Only lines with the word "FeCl₂" are needed; collect each of them from the listing below.

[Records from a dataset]
_ _ _ _
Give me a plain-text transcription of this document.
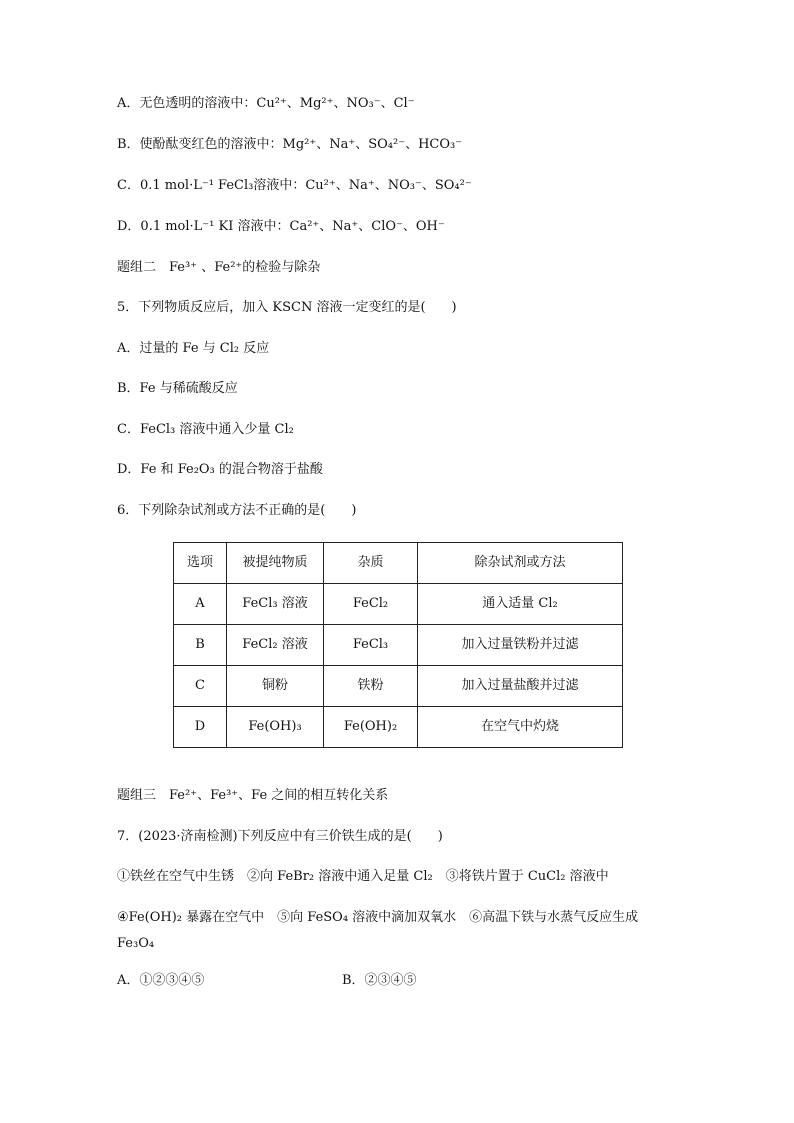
A．无色透明的溶液中：Cu²⁺、Mg²⁺、NO₃⁻、Cl⁻
B．使酚酞变红色的溶液中：Mg²⁺、Na⁺、SO₄²⁻、HCO₃⁻
C．0.1 mol·L⁻¹ FeCl₃溶液中：Cu²⁺、Na⁺、NO₃⁻、SO₄²⁻
D．0.1 mol·L⁻¹ KI 溶液中：Ca²⁺、Na⁺、ClO⁻、OH⁻
题组二　Fe³⁺ 、Fe²⁺的检验与除杂
5．下列物质反应后，加入 KSCN 溶液一定变红的是(　　)
A．过量的 Fe 与 Cl₂ 反应
B．Fe 与稀硫酸反应
C．FeCl₃ 溶液中通入少量 Cl₂
D．Fe 和 Fe₂O₃ 的混合物溶于盐酸
6．下列除杂试剂或方法不正确的是(　　)
选项	被提纯物质	杂质	除杂试剂或方法
A	FeCl₃ 溶液	FeCl₂	通入适量 Cl₂
B	FeCl₂ 溶液	FeCl₃	加入过量铁粉并过滤
C	铜粉	铁粉	加入过量盐酸并过滤
D	Fe(OH)₃	Fe(OH)₂	在空气中灼烧
题组三　Fe²⁺、Fe³⁺、Fe 之间的相互转化关系
7．(2023·济南检测)下列反应中有三价铁生成的是(　　)
①铁丝在空气中生锈　②向 FeBr₂ 溶液中通入足量 Cl₂　③将铁片置于 CuCl₂ 溶液中
④Fe(OH)₂ 暴露在空气中　⑤向 FeSO₄ 溶液中滴加双氧水　⑥高温下铁与水蒸气反应生成
Fe₃O₄
A．①②③④⑤	B．②③④⑤
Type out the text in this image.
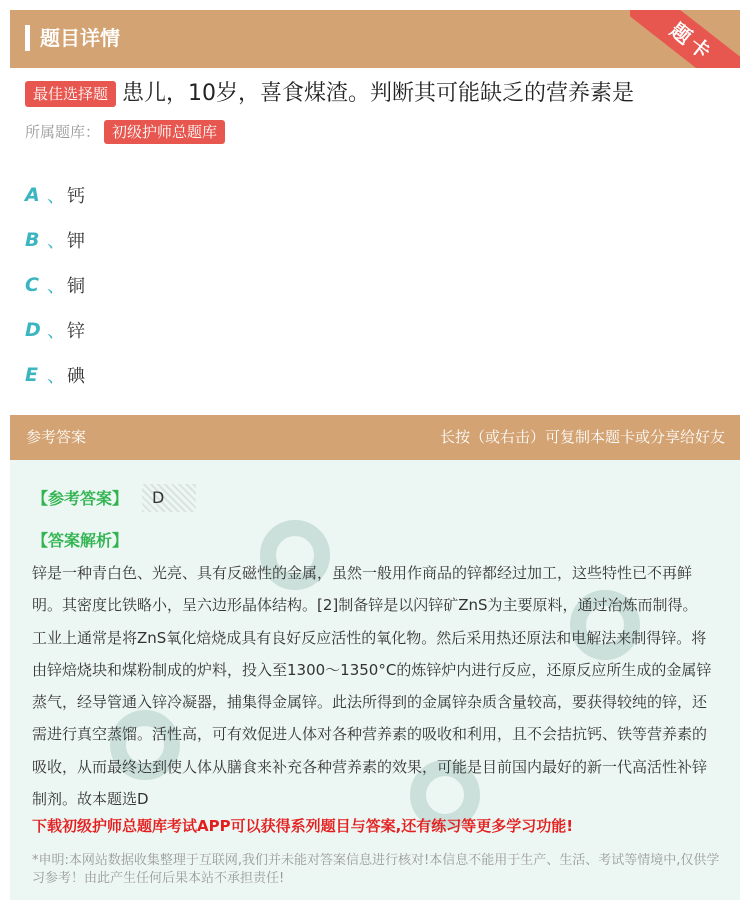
题目详情	题卡
最佳选择题 患儿，10岁，喜食煤渣。判断其可能缺乏的营养素是
所属题库： 初级护师总题库
A 、 钙
B 、 钾
C 、 铜
D 、 锌
E 、 碘
参考答案	长按（或右击）可复制本题卡或分享给好友
【参考答案】	D
【答案解析】
锌是一种青白色、光亮、具有反磁性的金属，虽然一般用作商品的锌都经过加工，这些特性已不再鲜明。其密度比铁略小，呈六边形晶体结构。[2]制备锌是以闪锌矿ZnS为主要原料，通过冶炼而制得。工业上通常是将ZnS氧化焙烧成具有良好反应活性的氧化物。然后采用热还原法和电解法来制得锌。将由锌焙烧块和煤粉制成的炉料，投入至1300～1350°C的炼锌炉内进行反应，还原反应所生成的金属锌蒸气，经导管通入锌冷凝器，捕集得金属锌。此法所得到的金属锌杂质含量较高，要获得较纯的锌，还需进行真空蒸馏。活性高，可有效促进人体对各种营养素的吸收和利用，且不会拮抗钙、铁等营养素的吸收，从而最终达到使人体从膳食来补充各种营养素的效果，可能是目前国内最好的新一代高活性补锌制剂。故本题选D
下载初级护师总题库考试APP可以获得系列题目与答案,还有练习等更多学习功能!
*申明:本网站数据收集整理于互联网,我们并未能对答案信息进行核对!本信息不能用于生产、生活、考试等情境中,仅供学习参考！由此产生任何后果本站不承担责任!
_ _ _ _
**In response**
A	FeCl₃ 溶液	FeCl₂	通入适量 Cl₂
B	FeCl₂ 溶液	FeCl₃	加入过量铁粉并过滤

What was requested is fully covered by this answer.